• [Exercise input]
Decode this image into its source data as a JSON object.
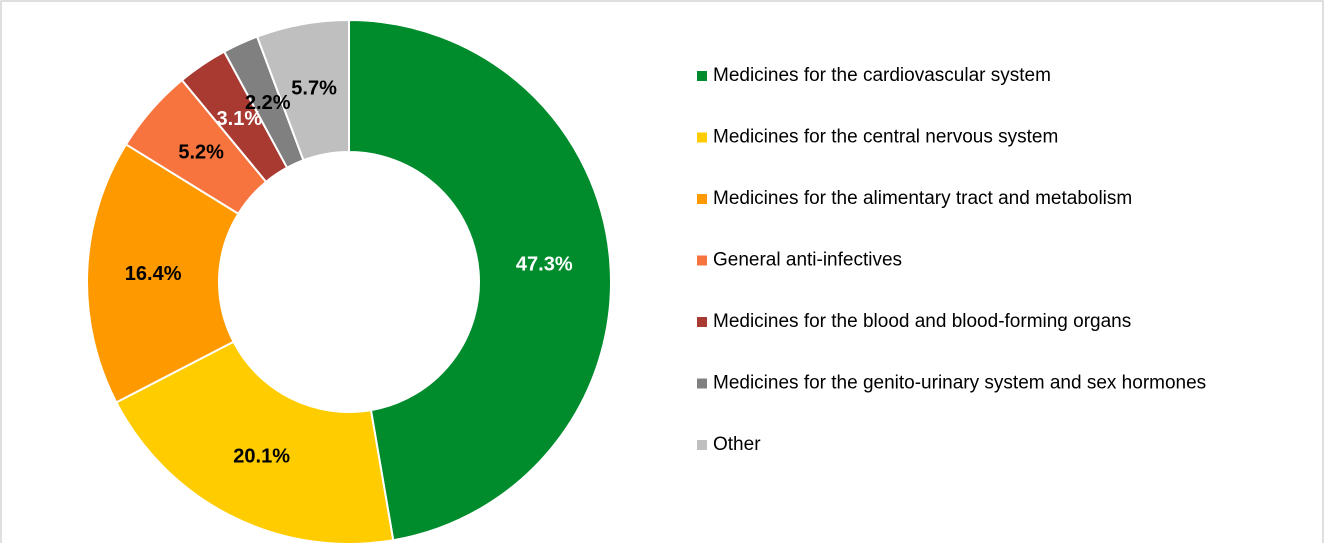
{
  "chart_data": {
    "type": "donut",
    "categories": [
      "Medicines for the cardiovascular system",
      "Medicines for the central nervous system",
      "Medicines for the alimentary tract and metabolism",
      "General anti-infectives",
      "Medicines for the blood and blood-forming organs",
      "Medicines for the genito-urinary system and sex hormones",
      "Other"
    ],
    "values": [
      47.3,
      20.1,
      16.4,
      5.2,
      3.1,
      2.2,
      5.7
    ],
    "value_labels": [
      "47.3%",
      "20.1%",
      "16.4%",
      "5.2%",
      "3.1%",
      "2.2%",
      "5.7%"
    ],
    "colors": [
      "#008c2c",
      "#ffcc00",
      "#ff9900",
      "#f7743f",
      "#a83a32",
      "#808080",
      "#bfbfbf"
    ],
    "legend": "right"
  }
}
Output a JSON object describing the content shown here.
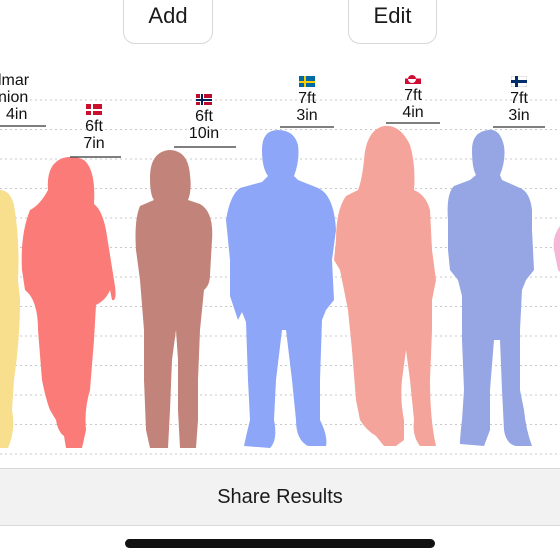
{
  "toolbar": {
    "add_label": "Add",
    "edit_label": "Edit"
  },
  "people": [
    {
      "label_lines": [
        "lmar",
        "nion",
        "4in"
      ],
      "color": "#f7df8e",
      "country": ""
    },
    {
      "label_lines": [
        "6ft",
        "7in"
      ],
      "color": "#fb7b79",
      "country": "Denmark"
    },
    {
      "label_lines": [
        "6ft",
        "10in"
      ],
      "color": "#c1837a",
      "country": "Norway"
    },
    {
      "label_lines": [
        "7ft",
        "3in"
      ],
      "color": "#8ea6f7",
      "country": "Sweden"
    },
    {
      "label_lines": [
        "7ft",
        "4in"
      ],
      "color": "#f5a49b",
      "country": "Greenland"
    },
    {
      "label_lines": [
        "7ft",
        "3in"
      ],
      "color": "#96a6e4",
      "country": "Finland"
    }
  ],
  "share": {
    "label": "Share Results"
  }
}
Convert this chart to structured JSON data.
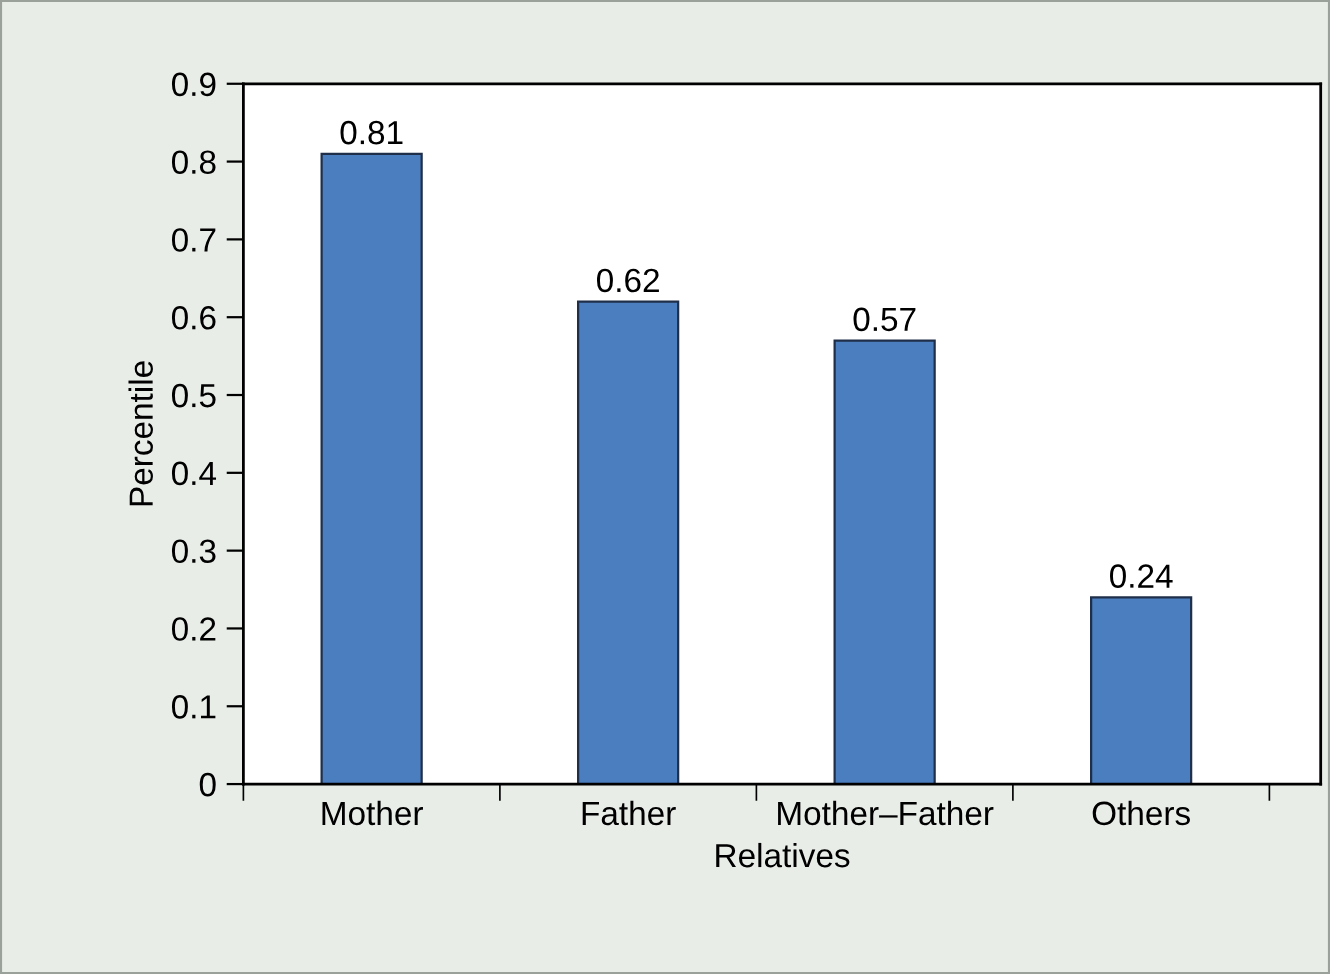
{
  "chart_data": {
    "type": "bar",
    "xlabel": "Relatives",
    "ylabel": "Percentile",
    "categories": [
      "Mother",
      "Father",
      "Mother–Father",
      "Others"
    ],
    "values": [
      0.81,
      0.62,
      0.57,
      0.24
    ],
    "color": "#4a7ebf",
    "ylim": [
      0,
      0.9
    ],
    "yticks": [
      0,
      0.1,
      0.2,
      0.3,
      0.4,
      0.5,
      0.6,
      0.7,
      0.8,
      0.9
    ],
    "data_labels": true,
    "grid": false
  }
}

• [Stated exercise]
All the material shown above is to be copied exactly, with no pictures carried over.

• [Complete response]
Decode this image into its source data as a JSON object.
{
  "chart_data": {
    "type": "donut",
    "categories": [
      "Medicines for the cardiovascular system",
      "Medicines for the central nervous system",
      "Medicines for the alimentary tract and metabolism",
      "General anti-infectives",
      "Medicines for the blood and blood-forming organs",
      "Medicines for the genito-urinary system and sex hormones",
      "Other"
    ],
    "values": [
      47.3,
      20.1,
      16.4,
      5.2,
      3.1,
      2.2,
      5.7
    ],
    "value_labels": [
      "47.3%",
      "20.1%",
      "16.4%",
      "5.2%",
      "3.1%",
      "2.2%",
      "5.7%"
    ],
    "colors": [
      "#008c2c",
      "#ffcc00",
      "#ff9900",
      "#f7743f",
      "#a83a32",
      "#808080",
      "#bfbfbf"
    ],
    "legend": "right"
  }
}
Output a JSON object describing the content shown here.
{
  "toolbar": {
    "add_label": "Add",
    "edit_label": "Edit"
  },
  "people": [
    {
      "label_lines": [
        "lmar",
        "nion",
        "4in"
      ],
      "color": "#f7df8e",
      "country": ""
    },
    {
      "label_lines": [
        "6ft",
        "7in"
      ],
      "color": "#fb7b79",
      "country": "Denmark"
    },
    {
      "label_lines": [
        "6ft",
        "10in"
      ],
      "color": "#c1837a",
      "country": "Norway"
    },
    {
      "label_lines": [
        "7ft",
        "3in"
      ],
      "color": "#8ea6f7",
      "country": "Sweden"
    },
    {
      "label_lines": [
        "7ft",
        "4in"
      ],
      "color": "#f5a49b",
      "country": "Greenland"
    },
    {
      "label_lines": [
        "7ft",
        "3in"
      ],
      "color": "#96a6e4",
      "country": "Finland"
    }
  ],
  "share": {
    "label": "Share Results"
  }
}
Convert this chart to structured JSON data.
{
  "chart_data": {
    "type": "bar",
    "xlabel": "Relatives",
    "ylabel": "Percentile",
    "categories": [
      "Mother",
      "Father",
      "Mother–Father",
      "Others"
    ],
    "values": [
      0.81,
      0.62,
      0.57,
      0.24
    ],
    "color": "#4a7ebf",
    "ylim": [
      0,
      0.9
    ],
    "yticks": [
      0,
      0.1,
      0.2,
      0.3,
      0.4,
      0.5,
      0.6,
      0.7,
      0.8,
      0.9
    ],
    "data_labels": true,
    "grid": false
  }
}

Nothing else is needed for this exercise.